EXERCISE PROMPT: Tell how many lines in these records contain the string "gjort", with only the number as the reply.

start

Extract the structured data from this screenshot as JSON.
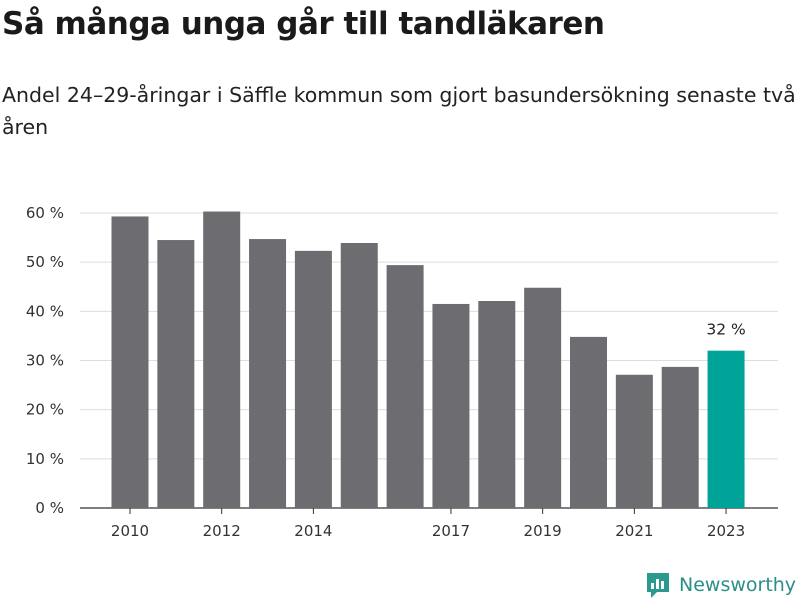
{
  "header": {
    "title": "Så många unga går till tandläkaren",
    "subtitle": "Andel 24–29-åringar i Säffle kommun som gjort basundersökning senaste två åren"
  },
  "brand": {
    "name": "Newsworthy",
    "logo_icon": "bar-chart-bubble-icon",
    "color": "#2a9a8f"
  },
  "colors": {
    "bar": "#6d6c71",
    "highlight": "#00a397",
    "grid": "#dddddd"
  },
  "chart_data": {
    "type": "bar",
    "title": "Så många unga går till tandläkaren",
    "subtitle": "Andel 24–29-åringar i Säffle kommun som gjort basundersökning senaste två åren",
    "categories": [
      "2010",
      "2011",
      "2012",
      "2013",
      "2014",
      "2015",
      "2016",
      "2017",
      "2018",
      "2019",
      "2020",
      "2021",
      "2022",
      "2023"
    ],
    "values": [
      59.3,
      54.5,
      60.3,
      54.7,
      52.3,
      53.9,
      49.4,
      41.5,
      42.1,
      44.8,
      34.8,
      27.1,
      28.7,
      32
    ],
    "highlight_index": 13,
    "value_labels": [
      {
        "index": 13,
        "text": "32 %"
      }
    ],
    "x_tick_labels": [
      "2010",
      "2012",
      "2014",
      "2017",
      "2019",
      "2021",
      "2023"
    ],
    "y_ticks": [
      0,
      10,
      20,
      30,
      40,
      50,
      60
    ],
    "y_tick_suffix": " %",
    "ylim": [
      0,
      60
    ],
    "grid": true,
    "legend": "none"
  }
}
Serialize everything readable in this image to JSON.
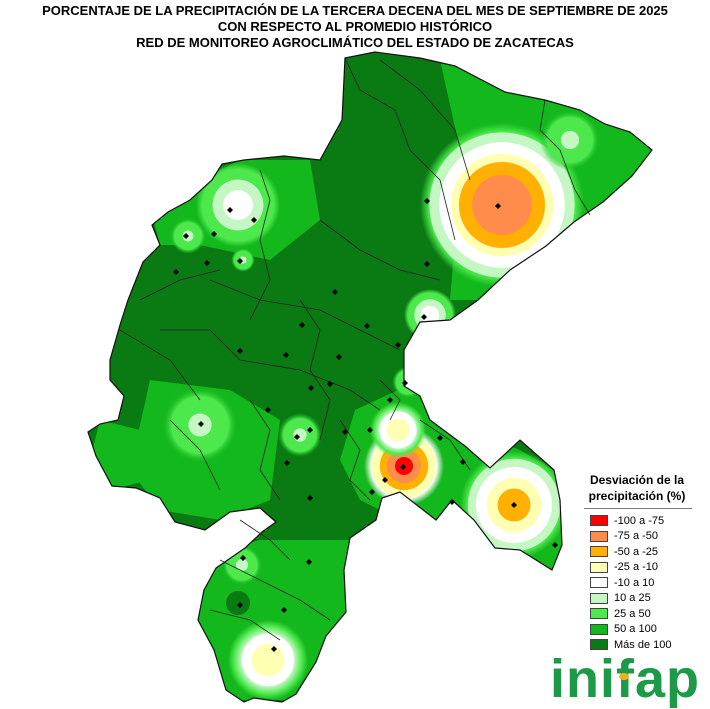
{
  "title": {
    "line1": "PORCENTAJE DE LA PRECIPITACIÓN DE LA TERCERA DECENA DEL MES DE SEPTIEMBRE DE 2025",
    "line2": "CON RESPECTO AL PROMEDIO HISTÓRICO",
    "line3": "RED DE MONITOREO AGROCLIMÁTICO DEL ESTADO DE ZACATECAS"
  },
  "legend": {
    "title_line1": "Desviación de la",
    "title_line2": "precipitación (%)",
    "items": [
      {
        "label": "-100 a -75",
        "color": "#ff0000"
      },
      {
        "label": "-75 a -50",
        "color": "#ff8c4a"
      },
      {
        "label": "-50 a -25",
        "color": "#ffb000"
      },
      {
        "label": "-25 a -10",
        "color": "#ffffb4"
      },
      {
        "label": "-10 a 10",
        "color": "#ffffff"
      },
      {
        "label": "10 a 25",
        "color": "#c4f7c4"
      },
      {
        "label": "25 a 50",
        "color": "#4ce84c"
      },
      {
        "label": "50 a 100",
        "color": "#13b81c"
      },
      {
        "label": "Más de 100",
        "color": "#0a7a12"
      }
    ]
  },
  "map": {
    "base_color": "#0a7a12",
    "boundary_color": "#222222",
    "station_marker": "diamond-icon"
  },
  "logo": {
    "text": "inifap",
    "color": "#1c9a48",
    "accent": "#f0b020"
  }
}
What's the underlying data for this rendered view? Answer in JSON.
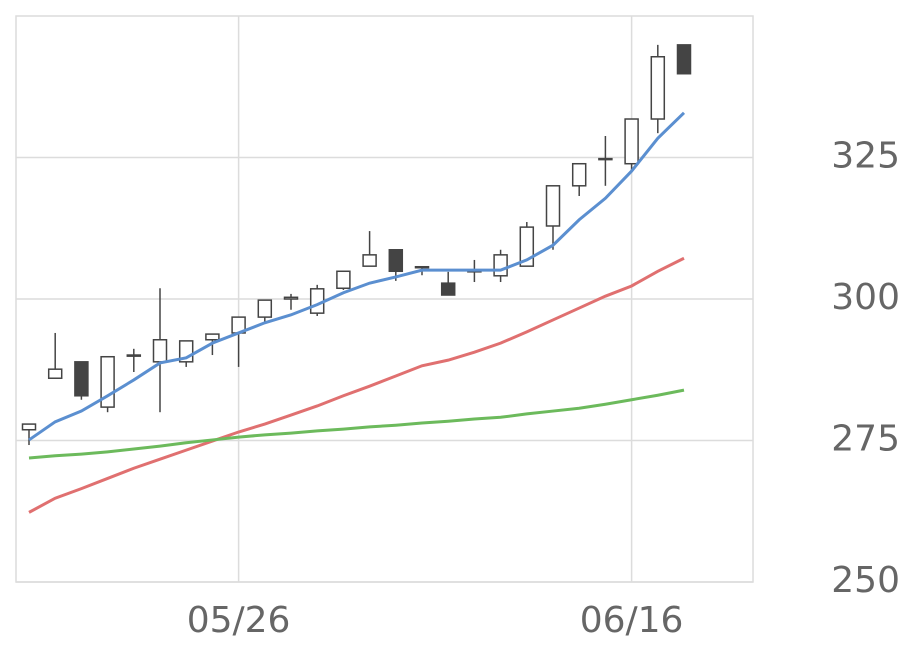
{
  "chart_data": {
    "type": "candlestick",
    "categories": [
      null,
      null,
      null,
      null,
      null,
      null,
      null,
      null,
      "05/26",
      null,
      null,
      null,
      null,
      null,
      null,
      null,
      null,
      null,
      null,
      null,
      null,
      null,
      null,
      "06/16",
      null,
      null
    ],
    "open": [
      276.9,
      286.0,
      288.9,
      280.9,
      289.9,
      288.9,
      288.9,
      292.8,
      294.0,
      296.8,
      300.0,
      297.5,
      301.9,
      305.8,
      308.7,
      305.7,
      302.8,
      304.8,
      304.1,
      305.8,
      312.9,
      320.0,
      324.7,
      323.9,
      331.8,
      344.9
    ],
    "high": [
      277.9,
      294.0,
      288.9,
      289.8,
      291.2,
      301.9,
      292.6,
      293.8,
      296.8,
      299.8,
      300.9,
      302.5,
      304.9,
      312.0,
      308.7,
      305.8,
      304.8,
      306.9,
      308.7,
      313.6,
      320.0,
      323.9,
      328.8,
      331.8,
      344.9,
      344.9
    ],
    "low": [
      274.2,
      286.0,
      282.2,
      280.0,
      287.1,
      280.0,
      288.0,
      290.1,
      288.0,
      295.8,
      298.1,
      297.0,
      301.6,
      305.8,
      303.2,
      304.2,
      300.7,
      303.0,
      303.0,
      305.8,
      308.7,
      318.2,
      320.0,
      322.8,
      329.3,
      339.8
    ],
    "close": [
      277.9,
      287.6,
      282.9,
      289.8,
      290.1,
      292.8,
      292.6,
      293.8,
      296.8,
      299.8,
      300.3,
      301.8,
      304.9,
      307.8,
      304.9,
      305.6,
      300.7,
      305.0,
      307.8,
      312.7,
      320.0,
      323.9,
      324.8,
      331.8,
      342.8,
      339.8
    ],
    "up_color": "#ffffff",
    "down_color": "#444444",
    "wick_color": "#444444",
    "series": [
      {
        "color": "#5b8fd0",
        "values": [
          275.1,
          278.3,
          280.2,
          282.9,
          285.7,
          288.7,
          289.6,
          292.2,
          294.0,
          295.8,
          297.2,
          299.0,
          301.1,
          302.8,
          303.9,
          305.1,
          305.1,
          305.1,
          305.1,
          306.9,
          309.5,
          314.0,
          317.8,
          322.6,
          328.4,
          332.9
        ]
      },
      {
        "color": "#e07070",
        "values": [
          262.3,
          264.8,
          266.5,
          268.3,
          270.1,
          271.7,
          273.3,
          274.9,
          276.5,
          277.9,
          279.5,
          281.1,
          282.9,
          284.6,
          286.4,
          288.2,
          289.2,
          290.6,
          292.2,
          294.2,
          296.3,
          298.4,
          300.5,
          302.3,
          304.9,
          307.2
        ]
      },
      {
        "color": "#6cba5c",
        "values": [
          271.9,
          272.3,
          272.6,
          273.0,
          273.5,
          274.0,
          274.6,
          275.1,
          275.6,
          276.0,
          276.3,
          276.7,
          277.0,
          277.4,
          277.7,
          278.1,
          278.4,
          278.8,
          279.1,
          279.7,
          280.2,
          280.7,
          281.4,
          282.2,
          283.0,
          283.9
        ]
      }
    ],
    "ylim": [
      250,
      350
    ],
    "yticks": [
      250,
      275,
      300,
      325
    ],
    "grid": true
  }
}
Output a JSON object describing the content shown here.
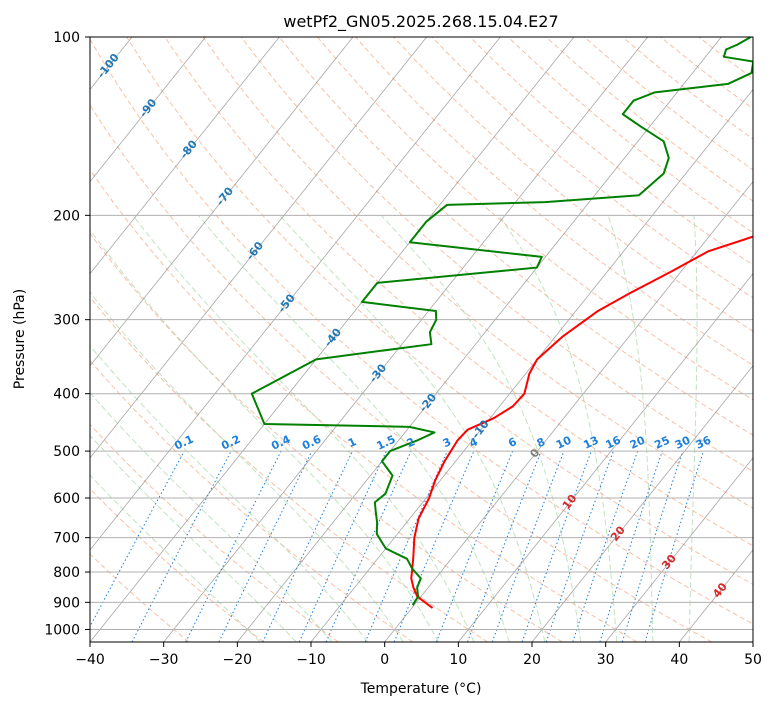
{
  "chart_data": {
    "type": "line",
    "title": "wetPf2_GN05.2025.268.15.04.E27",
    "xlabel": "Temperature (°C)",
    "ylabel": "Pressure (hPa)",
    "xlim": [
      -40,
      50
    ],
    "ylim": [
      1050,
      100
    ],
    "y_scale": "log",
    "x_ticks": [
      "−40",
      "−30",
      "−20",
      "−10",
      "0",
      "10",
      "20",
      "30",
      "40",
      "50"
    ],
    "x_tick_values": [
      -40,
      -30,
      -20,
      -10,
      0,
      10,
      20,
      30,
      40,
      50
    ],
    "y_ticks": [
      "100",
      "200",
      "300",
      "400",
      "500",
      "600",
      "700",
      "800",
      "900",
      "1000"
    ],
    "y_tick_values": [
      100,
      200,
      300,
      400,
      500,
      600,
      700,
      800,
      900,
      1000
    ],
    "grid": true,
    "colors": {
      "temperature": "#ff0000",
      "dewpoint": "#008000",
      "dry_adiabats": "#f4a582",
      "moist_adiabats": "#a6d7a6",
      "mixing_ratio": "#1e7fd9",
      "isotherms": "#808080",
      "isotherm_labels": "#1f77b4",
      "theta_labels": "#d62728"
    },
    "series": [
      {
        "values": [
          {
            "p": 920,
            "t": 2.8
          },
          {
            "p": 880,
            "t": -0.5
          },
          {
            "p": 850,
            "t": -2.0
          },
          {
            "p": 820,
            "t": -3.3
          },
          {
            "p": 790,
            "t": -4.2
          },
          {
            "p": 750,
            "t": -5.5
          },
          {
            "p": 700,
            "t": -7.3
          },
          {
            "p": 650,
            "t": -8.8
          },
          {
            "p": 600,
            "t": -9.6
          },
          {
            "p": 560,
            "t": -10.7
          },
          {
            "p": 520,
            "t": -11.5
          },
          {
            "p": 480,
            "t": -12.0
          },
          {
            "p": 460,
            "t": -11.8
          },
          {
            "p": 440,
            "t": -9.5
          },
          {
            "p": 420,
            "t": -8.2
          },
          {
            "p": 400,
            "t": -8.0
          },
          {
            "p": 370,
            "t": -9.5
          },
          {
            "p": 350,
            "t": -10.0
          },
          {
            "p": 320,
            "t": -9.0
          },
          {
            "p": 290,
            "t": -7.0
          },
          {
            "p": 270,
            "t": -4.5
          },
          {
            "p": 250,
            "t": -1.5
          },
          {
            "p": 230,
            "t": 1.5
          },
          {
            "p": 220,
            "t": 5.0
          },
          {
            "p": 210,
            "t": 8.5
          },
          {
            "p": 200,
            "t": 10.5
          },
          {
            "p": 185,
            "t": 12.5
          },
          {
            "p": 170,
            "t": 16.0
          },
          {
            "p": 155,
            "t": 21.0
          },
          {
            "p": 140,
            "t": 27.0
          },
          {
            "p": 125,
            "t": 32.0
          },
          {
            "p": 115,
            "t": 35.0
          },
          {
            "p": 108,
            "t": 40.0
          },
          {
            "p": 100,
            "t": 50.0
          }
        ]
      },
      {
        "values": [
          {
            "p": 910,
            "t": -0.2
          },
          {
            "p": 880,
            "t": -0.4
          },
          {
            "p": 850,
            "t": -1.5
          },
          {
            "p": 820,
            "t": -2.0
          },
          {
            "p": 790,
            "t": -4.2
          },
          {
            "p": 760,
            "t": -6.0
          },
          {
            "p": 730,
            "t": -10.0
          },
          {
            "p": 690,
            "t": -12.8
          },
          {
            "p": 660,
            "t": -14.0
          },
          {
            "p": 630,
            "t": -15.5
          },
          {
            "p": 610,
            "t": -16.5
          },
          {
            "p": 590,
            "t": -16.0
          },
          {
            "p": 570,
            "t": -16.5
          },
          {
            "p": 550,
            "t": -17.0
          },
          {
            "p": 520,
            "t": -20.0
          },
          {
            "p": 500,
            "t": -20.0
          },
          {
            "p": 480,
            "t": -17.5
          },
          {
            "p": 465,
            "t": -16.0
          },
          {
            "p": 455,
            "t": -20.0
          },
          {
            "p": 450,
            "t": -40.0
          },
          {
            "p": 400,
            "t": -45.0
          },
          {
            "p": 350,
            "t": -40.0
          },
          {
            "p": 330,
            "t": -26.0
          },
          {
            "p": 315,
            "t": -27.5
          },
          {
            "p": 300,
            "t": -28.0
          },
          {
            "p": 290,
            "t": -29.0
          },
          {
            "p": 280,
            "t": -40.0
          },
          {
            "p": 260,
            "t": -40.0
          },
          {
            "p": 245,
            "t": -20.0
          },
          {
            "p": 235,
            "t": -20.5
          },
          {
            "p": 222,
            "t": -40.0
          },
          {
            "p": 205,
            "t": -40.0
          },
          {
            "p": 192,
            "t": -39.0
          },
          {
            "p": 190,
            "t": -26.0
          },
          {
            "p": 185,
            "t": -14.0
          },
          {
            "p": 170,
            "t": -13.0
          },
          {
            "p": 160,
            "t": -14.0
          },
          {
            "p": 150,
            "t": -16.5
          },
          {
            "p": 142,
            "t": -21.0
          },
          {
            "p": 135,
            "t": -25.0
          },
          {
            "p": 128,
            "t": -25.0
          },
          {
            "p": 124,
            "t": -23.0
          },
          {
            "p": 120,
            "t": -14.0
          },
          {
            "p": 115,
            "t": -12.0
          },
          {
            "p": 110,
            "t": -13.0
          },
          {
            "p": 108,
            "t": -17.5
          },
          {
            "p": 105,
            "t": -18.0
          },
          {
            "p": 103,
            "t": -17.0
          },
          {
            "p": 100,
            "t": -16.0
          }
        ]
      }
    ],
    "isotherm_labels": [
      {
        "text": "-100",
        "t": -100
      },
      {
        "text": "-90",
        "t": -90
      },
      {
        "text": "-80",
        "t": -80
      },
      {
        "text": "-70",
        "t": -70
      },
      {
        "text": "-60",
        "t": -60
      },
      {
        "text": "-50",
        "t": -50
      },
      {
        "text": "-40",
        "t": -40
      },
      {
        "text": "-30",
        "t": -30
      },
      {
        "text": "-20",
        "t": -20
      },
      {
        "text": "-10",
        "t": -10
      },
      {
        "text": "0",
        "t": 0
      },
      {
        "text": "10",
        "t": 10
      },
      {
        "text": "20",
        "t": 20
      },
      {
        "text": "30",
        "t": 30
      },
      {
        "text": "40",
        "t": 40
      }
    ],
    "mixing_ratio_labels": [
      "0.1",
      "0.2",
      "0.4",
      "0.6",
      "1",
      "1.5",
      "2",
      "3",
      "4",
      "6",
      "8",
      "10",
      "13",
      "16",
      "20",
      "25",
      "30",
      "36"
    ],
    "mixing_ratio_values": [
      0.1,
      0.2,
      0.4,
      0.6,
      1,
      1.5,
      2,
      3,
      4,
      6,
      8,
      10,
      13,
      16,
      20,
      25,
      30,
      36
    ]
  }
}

end

RESULT BELOW: 2